— Begin Dataset content —

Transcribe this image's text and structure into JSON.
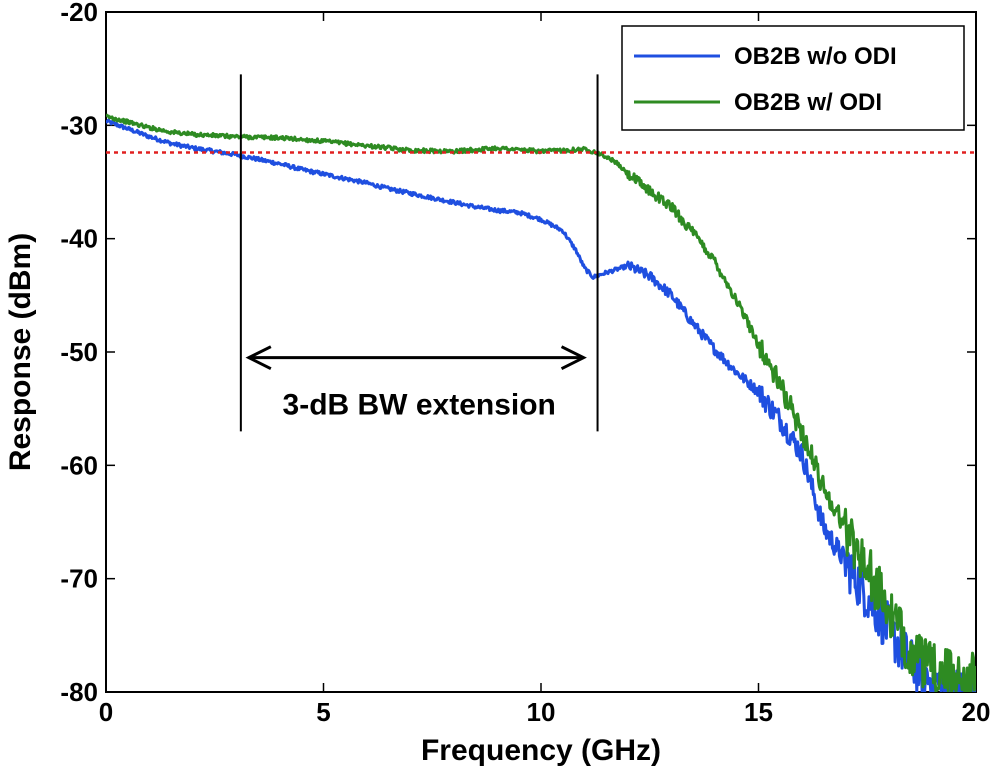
{
  "chart_data": {
    "type": "line",
    "xlabel": "Frequency (GHz)",
    "ylabel": "Response (dBm)",
    "xlim": [
      0,
      20
    ],
    "ylim": [
      -80,
      -20
    ],
    "xticks": [
      0,
      5,
      10,
      15,
      20
    ],
    "yticks": [
      -20,
      -30,
      -40,
      -50,
      -60,
      -70,
      -80
    ],
    "grid": false,
    "legend_position": "top-right",
    "series": [
      {
        "name": "OB2B w/o ODI",
        "color": "#1f4fe0",
        "points": [
          [
            0,
            -29.6
          ],
          [
            0.5,
            -30.3
          ],
          [
            1,
            -31.0
          ],
          [
            1.5,
            -31.6
          ],
          [
            2,
            -32.0
          ],
          [
            2.5,
            -32.3
          ],
          [
            3,
            -32.6
          ],
          [
            3.5,
            -33.0
          ],
          [
            4,
            -33.4
          ],
          [
            4.5,
            -33.9
          ],
          [
            5,
            -34.3
          ],
          [
            5.5,
            -34.7
          ],
          [
            6,
            -35.1
          ],
          [
            6.5,
            -35.6
          ],
          [
            7,
            -36.0
          ],
          [
            7.5,
            -36.4
          ],
          [
            8,
            -36.8
          ],
          [
            8.5,
            -37.2
          ],
          [
            9,
            -37.5
          ],
          [
            9.5,
            -37.7
          ],
          [
            10,
            -38.3
          ],
          [
            10.5,
            -39.3
          ],
          [
            10.8,
            -41.0
          ],
          [
            11,
            -42.6
          ],
          [
            11.2,
            -43.4
          ],
          [
            11.5,
            -43.0
          ],
          [
            12,
            -42.4
          ],
          [
            12.5,
            -43.3
          ],
          [
            13,
            -45.0
          ],
          [
            13.5,
            -47.5
          ],
          [
            14,
            -49.8
          ],
          [
            14.5,
            -51.8
          ],
          [
            15,
            -53.5
          ],
          [
            15.5,
            -56.0
          ],
          [
            16,
            -59.0
          ],
          [
            16.5,
            -65.5
          ],
          [
            17,
            -68.5
          ],
          [
            17.5,
            -71.5
          ],
          [
            18,
            -74.5
          ],
          [
            18.5,
            -77.5
          ],
          [
            19,
            -79.0
          ],
          [
            19.5,
            -80
          ],
          [
            20,
            -80
          ]
        ]
      },
      {
        "name": "OB2B w/ ODI",
        "color": "#2e8b22",
        "points": [
          [
            0,
            -29.2
          ],
          [
            0.5,
            -29.7
          ],
          [
            1,
            -30.2
          ],
          [
            1.5,
            -30.6
          ],
          [
            2,
            -30.8
          ],
          [
            2.5,
            -30.9
          ],
          [
            3,
            -31.0
          ],
          [
            4,
            -31.1
          ],
          [
            5,
            -31.4
          ],
          [
            6,
            -31.8
          ],
          [
            7,
            -32.2
          ],
          [
            8,
            -32.3
          ],
          [
            9,
            -32.0
          ],
          [
            10,
            -32.3
          ],
          [
            11,
            -32.1
          ],
          [
            11.3,
            -32.4
          ],
          [
            11.7,
            -33.2
          ],
          [
            12,
            -34.3
          ],
          [
            12.5,
            -35.8
          ],
          [
            13,
            -37.2
          ],
          [
            13.5,
            -39.5
          ],
          [
            14,
            -42.0
          ],
          [
            14.5,
            -45.5
          ],
          [
            15,
            -49.3
          ],
          [
            15.5,
            -53.0
          ],
          [
            16,
            -57.0
          ],
          [
            16.5,
            -62.0
          ],
          [
            17,
            -65.5
          ],
          [
            17.5,
            -69.0
          ],
          [
            18,
            -73.0
          ],
          [
            18.5,
            -76.5
          ],
          [
            19,
            -78.0
          ],
          [
            19.5,
            -78.5
          ],
          [
            20,
            -78.8
          ]
        ]
      }
    ],
    "threshold": {
      "y": -32.4,
      "color": "#e02020"
    },
    "bw_markers": {
      "left_x": 3.1,
      "right_x": 11.3
    },
    "annotation": "3-dB BW extension"
  }
}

— End Dataset content —

Every entry must be written out exactly, with all pictures left out.

Transcribe this image's text and structure into JSON.
{
  "chart_data": {
    "type": "line",
    "xlabel": "Frequency (GHz)",
    "ylabel": "Response (dBm)",
    "xlim": [
      0,
      20
    ],
    "ylim": [
      -80,
      -20
    ],
    "xticks": [
      0,
      5,
      10,
      15,
      20
    ],
    "yticks": [
      -20,
      -30,
      -40,
      -50,
      -60,
      -70,
      -80
    ],
    "grid": false,
    "legend_position": "top-right",
    "series": [
      {
        "name": "OB2B w/o ODI",
        "color": "#1f4fe0",
        "points": [
          [
            0,
            -29.6
          ],
          [
            0.5,
            -30.3
          ],
          [
            1,
            -31.0
          ],
          [
            1.5,
            -31.6
          ],
          [
            2,
            -32.0
          ],
          [
            2.5,
            -32.3
          ],
          [
            3,
            -32.6
          ],
          [
            3.5,
            -33.0
          ],
          [
            4,
            -33.4
          ],
          [
            4.5,
            -33.9
          ],
          [
            5,
            -34.3
          ],
          [
            5.5,
            -34.7
          ],
          [
            6,
            -35.1
          ],
          [
            6.5,
            -35.6
          ],
          [
            7,
            -36.0
          ],
          [
            7.5,
            -36.4
          ],
          [
            8,
            -36.8
          ],
          [
            8.5,
            -37.2
          ],
          [
            9,
            -37.5
          ],
          [
            9.5,
            -37.7
          ],
          [
            10,
            -38.3
          ],
          [
            10.5,
            -39.3
          ],
          [
            10.8,
            -41.0
          ],
          [
            11,
            -42.6
          ],
          [
            11.2,
            -43.4
          ],
          [
            11.5,
            -43.0
          ],
          [
            12,
            -42.4
          ],
          [
            12.5,
            -43.3
          ],
          [
            13,
            -45.0
          ],
          [
            13.5,
            -47.5
          ],
          [
            14,
            -49.8
          ],
          [
            14.5,
            -51.8
          ],
          [
            15,
            -53.5
          ],
          [
            15.5,
            -56.0
          ],
          [
            16,
            -59.0
          ],
          [
            16.5,
            -65.5
          ],
          [
            17,
            -68.5
          ],
          [
            17.5,
            -71.5
          ],
          [
            18,
            -74.5
          ],
          [
            18.5,
            -77.5
          ],
          [
            19,
            -79.0
          ],
          [
            19.5,
            -80
          ],
          [
            20,
            -80
          ]
        ]
      },
      {
        "name": "OB2B w/ ODI",
        "color": "#2e8b22",
        "points": [
          [
            0,
            -29.2
          ],
          [
            0.5,
            -29.7
          ],
          [
            1,
            -30.2
          ],
          [
            1.5,
            -30.6
          ],
          [
            2,
            -30.8
          ],
          [
            2.5,
            -30.9
          ],
          [
            3,
            -31.0
          ],
          [
            4,
            -31.1
          ],
          [
            5,
            -31.4
          ],
          [
            6,
            -31.8
          ],
          [
            7,
            -32.2
          ],
          [
            8,
            -32.3
          ],
          [
            9,
            -32.0
          ],
          [
            10,
            -32.3
          ],
          [
            11,
            -32.1
          ],
          [
            11.3,
            -32.4
          ],
          [
            11.7,
            -33.2
          ],
          [
            12,
            -34.3
          ],
          [
            12.5,
            -35.8
          ],
          [
            13,
            -37.2
          ],
          [
            13.5,
            -39.5
          ],
          [
            14,
            -42.0
          ],
          [
            14.5,
            -45.5
          ],
          [
            15,
            -49.3
          ],
          [
            15.5,
            -53.0
          ],
          [
            16,
            -57.0
          ],
          [
            16.5,
            -62.0
          ],
          [
            17,
            -65.5
          ],
          [
            17.5,
            -69.0
          ],
          [
            18,
            -73.0
          ],
          [
            18.5,
            -76.5
          ],
          [
            19,
            -78.0
          ],
          [
            19.5,
            -78.5
          ],
          [
            20,
            -78.8
          ]
        ]
      }
    ],
    "threshold": {
      "y": -32.4,
      "color": "#e02020"
    },
    "bw_markers": {
      "left_x": 3.1,
      "right_x": 11.3
    },
    "annotation": "3-dB BW extension"
  }
}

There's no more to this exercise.